___ PROVIDED MATERIAL ___
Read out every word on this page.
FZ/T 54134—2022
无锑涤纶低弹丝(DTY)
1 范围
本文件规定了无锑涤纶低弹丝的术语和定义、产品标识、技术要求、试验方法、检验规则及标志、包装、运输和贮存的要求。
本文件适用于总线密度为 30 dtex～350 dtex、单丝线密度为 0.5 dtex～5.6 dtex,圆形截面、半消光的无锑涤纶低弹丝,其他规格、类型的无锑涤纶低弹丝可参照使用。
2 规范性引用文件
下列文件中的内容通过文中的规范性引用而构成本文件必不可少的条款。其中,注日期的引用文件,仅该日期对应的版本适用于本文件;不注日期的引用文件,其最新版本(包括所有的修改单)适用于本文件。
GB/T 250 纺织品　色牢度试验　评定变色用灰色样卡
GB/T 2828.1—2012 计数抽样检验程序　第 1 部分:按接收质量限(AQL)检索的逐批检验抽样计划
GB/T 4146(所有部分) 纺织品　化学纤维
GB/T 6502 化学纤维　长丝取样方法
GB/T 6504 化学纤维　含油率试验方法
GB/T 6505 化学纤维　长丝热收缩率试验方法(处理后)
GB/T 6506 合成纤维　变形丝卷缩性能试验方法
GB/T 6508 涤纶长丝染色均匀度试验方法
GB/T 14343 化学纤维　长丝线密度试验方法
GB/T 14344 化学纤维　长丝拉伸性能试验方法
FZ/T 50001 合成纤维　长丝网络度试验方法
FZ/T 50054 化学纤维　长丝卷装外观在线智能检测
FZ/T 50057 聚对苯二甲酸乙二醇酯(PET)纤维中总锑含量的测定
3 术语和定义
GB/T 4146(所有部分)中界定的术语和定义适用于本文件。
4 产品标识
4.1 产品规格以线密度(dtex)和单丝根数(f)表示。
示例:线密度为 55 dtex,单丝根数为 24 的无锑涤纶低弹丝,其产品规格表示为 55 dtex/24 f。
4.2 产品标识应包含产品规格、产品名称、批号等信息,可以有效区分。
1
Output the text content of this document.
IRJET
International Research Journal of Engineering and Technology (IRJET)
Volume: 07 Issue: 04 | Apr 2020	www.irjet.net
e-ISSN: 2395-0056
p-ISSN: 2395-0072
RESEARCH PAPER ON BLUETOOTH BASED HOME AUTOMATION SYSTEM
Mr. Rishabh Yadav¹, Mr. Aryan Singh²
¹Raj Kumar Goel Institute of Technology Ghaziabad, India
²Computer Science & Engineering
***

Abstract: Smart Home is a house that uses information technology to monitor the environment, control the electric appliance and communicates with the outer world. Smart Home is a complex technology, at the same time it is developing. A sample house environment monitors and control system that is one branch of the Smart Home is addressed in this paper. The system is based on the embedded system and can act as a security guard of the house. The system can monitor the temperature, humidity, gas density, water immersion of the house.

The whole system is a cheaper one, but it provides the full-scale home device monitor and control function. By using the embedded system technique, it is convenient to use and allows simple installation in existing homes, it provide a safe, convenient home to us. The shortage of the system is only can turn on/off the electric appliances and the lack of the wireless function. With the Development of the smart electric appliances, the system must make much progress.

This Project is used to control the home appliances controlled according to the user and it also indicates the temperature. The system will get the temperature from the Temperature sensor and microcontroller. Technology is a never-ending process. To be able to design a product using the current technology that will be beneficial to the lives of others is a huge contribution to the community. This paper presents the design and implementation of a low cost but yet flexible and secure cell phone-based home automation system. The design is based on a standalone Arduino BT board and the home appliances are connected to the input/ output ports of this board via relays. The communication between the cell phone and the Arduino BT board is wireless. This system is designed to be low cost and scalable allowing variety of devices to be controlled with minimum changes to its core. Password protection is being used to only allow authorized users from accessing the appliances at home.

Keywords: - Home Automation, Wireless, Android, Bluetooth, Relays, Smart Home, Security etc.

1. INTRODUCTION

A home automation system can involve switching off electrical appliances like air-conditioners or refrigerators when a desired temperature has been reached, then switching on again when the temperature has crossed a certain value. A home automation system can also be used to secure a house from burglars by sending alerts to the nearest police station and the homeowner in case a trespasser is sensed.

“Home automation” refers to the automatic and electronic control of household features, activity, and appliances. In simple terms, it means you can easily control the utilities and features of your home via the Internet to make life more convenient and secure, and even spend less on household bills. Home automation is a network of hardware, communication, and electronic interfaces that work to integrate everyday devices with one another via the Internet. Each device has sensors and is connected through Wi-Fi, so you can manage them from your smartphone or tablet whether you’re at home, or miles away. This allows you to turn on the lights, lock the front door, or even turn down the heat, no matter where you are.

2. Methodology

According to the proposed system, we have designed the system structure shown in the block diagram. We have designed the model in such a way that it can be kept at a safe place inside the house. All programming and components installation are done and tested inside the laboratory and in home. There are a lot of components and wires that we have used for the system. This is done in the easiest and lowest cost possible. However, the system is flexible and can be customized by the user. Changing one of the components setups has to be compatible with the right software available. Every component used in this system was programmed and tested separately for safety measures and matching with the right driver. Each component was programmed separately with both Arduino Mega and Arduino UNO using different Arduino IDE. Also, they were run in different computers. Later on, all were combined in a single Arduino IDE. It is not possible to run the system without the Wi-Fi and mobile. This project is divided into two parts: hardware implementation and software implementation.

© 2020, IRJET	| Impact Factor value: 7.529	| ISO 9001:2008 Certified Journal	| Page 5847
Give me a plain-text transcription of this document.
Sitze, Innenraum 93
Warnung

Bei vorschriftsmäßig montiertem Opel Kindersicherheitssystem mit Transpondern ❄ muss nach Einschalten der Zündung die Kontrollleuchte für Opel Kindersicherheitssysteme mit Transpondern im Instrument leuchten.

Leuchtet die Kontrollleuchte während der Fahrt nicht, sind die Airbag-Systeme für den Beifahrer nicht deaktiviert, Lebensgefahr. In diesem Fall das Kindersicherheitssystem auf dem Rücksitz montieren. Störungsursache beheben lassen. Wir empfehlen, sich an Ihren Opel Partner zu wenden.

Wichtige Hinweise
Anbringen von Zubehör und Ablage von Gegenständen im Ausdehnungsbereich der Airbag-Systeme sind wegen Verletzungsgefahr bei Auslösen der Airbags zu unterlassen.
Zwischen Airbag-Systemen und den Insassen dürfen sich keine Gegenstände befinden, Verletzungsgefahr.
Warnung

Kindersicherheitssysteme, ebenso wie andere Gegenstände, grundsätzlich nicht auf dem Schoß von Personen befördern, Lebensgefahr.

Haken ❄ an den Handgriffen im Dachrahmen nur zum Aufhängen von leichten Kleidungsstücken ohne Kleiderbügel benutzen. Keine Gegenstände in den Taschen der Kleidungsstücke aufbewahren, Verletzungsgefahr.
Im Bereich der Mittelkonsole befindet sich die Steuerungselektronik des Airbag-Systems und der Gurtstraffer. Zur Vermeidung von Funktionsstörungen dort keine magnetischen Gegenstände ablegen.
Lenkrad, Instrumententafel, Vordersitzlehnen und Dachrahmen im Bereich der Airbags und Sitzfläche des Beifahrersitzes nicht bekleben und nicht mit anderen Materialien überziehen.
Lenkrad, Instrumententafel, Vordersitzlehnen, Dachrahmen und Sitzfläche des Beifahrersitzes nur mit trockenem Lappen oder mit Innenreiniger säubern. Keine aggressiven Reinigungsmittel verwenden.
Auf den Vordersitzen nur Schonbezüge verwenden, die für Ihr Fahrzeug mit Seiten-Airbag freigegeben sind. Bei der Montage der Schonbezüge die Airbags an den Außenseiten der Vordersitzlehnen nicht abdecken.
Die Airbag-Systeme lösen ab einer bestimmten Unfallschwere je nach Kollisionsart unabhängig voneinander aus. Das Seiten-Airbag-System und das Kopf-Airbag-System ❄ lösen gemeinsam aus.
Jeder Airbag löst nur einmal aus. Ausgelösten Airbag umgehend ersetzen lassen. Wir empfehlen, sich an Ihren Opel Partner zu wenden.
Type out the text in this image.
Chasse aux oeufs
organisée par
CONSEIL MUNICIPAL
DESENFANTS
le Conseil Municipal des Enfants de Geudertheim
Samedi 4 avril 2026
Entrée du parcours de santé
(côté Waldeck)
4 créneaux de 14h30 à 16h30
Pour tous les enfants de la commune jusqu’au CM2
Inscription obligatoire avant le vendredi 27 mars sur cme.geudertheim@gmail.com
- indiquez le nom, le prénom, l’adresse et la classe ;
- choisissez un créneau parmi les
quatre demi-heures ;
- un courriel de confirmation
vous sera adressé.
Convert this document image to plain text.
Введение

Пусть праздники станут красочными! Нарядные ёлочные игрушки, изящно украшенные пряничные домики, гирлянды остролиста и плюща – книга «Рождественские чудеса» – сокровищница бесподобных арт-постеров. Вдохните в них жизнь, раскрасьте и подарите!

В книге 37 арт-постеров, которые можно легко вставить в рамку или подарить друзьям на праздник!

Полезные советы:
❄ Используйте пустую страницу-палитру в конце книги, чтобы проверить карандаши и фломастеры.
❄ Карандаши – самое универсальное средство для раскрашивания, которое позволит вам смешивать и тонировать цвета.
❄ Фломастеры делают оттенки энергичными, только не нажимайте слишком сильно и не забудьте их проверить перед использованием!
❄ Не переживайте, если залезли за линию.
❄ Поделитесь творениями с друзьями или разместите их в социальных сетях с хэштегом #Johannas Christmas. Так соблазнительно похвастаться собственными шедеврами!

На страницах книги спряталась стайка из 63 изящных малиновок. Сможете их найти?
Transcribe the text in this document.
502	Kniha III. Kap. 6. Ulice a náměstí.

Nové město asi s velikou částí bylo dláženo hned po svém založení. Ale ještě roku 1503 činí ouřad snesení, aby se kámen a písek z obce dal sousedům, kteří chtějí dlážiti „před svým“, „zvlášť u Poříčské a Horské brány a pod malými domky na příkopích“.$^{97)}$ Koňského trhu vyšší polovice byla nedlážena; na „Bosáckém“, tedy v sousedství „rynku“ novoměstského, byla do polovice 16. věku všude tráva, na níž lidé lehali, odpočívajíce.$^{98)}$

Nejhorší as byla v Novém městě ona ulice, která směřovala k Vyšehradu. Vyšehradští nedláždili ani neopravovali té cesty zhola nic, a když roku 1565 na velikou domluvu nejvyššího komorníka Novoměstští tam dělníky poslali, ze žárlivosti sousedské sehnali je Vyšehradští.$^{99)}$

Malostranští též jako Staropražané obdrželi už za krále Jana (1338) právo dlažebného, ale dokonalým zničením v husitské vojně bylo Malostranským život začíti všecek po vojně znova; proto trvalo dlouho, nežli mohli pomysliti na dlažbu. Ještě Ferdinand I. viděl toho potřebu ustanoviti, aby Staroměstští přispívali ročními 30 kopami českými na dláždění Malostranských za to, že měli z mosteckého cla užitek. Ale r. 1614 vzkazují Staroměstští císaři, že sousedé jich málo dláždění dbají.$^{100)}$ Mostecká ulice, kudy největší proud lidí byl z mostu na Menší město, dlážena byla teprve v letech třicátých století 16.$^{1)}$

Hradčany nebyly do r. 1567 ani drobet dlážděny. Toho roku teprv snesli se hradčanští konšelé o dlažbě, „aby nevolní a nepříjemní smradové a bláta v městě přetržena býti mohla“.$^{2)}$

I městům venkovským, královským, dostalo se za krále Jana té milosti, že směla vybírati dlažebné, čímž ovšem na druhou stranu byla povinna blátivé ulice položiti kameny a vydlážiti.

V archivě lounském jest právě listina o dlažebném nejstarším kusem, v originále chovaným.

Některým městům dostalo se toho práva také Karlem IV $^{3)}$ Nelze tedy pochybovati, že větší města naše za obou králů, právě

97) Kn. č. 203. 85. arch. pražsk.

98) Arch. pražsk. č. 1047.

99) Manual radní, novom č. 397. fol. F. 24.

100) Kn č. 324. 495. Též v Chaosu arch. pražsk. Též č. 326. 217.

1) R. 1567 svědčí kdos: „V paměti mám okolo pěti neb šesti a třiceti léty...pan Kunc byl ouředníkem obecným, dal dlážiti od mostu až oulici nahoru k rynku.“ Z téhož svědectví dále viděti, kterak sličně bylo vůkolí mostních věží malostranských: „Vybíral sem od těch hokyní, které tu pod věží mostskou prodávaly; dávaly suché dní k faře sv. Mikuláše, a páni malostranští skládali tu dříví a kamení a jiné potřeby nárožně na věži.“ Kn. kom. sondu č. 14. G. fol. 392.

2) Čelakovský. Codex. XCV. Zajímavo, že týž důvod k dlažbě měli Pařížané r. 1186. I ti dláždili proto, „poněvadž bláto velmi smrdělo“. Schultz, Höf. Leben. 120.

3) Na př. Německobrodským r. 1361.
___
→ **TASK STATEMENT**:
Say how many lines in the listing above include "Engineering". Give nothing but the number.

→ **OUTPUT FOR THIS TASK**:
2